_Exercise brief:_
Check each line of the material below for the string "open", then report how many lines have it, and nothing else.

Data entries:

====

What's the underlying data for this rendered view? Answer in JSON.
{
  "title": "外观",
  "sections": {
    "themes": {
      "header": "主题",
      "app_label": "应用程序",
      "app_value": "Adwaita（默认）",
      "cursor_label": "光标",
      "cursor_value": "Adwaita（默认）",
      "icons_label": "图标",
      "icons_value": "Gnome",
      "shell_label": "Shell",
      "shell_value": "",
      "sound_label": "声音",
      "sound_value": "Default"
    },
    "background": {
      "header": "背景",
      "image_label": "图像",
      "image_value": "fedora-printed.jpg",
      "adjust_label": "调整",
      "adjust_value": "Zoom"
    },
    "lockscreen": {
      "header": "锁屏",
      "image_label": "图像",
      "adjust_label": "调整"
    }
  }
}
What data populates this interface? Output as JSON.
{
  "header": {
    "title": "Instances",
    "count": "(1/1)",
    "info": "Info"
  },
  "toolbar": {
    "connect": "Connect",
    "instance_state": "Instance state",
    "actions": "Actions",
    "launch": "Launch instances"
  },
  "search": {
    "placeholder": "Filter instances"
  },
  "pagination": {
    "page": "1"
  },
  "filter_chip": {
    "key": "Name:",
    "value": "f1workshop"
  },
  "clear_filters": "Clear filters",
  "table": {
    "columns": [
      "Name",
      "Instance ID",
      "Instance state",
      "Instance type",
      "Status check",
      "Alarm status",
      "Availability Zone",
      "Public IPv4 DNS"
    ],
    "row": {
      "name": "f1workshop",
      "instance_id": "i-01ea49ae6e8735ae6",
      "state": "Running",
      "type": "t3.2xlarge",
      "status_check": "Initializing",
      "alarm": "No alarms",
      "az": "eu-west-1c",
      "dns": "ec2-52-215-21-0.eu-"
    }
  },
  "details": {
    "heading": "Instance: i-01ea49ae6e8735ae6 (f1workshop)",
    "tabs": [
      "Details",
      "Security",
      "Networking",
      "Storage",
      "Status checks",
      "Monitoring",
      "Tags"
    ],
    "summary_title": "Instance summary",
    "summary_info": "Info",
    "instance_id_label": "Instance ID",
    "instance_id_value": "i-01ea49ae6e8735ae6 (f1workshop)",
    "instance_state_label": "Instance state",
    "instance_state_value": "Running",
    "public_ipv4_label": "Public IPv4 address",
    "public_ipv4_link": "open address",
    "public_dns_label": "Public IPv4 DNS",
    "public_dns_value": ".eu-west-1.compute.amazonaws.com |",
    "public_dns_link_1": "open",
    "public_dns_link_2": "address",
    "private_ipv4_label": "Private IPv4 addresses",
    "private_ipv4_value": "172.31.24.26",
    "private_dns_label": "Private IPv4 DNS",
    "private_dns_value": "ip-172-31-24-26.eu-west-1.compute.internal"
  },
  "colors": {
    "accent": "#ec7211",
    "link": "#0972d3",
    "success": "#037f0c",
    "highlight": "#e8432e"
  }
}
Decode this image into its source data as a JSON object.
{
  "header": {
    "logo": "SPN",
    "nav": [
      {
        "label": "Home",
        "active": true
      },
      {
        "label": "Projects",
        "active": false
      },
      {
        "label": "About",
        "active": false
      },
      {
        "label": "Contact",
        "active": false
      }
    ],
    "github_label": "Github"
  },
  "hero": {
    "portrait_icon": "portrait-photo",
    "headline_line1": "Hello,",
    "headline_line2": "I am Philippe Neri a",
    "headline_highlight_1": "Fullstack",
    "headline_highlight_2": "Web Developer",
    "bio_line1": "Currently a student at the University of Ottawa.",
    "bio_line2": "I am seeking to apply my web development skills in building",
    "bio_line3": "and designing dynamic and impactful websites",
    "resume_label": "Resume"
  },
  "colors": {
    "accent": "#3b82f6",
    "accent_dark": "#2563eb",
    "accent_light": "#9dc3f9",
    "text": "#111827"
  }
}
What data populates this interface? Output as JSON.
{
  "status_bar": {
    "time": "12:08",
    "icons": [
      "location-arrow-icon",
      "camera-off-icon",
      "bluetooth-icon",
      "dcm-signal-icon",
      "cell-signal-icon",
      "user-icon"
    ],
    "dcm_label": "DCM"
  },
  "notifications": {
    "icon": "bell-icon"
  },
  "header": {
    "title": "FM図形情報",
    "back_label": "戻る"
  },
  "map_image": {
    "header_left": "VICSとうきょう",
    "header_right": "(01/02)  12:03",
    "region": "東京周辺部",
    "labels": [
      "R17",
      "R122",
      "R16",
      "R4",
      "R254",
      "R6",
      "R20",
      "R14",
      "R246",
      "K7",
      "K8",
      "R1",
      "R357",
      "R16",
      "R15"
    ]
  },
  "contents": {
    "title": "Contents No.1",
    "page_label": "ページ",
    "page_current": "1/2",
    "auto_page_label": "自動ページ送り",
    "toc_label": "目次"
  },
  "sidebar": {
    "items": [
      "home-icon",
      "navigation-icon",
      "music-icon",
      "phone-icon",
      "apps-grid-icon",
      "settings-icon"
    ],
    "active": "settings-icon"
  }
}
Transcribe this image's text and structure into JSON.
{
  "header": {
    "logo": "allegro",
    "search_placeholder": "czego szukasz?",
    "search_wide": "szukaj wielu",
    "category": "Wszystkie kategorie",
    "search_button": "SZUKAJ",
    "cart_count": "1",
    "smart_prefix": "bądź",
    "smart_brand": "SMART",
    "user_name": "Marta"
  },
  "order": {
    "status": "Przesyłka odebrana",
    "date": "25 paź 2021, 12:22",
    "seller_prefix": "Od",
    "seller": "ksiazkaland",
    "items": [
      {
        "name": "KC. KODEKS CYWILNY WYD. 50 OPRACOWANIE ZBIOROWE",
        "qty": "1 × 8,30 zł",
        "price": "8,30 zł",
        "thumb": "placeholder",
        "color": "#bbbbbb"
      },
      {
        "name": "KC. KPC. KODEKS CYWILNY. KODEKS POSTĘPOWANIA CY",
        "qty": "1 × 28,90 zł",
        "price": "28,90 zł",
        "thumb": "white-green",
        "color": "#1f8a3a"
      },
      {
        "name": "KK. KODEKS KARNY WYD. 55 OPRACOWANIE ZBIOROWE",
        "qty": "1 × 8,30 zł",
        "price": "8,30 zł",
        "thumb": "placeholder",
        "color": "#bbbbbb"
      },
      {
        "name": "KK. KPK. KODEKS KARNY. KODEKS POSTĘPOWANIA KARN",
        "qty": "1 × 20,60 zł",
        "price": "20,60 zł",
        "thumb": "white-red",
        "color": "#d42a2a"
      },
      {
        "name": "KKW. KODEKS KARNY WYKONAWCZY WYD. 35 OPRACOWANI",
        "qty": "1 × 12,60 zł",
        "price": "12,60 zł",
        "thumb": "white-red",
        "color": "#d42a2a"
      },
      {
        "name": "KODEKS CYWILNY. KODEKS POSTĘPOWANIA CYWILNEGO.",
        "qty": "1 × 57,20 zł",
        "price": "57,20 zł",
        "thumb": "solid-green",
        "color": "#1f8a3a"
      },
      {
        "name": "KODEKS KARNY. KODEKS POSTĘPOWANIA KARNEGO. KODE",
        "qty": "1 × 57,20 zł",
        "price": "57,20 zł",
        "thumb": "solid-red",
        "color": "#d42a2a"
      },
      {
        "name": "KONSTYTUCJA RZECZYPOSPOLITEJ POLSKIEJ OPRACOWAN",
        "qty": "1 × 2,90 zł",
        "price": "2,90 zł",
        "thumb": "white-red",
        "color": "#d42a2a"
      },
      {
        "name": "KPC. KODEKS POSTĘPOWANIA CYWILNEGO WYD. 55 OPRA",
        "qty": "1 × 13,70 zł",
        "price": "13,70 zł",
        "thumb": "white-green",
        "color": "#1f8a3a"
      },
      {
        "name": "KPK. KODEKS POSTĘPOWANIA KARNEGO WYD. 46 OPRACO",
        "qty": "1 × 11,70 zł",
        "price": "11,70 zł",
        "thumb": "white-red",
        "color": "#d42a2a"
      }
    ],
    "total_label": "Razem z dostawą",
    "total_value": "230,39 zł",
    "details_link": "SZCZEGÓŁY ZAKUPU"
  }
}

====

_Finished answer:_
2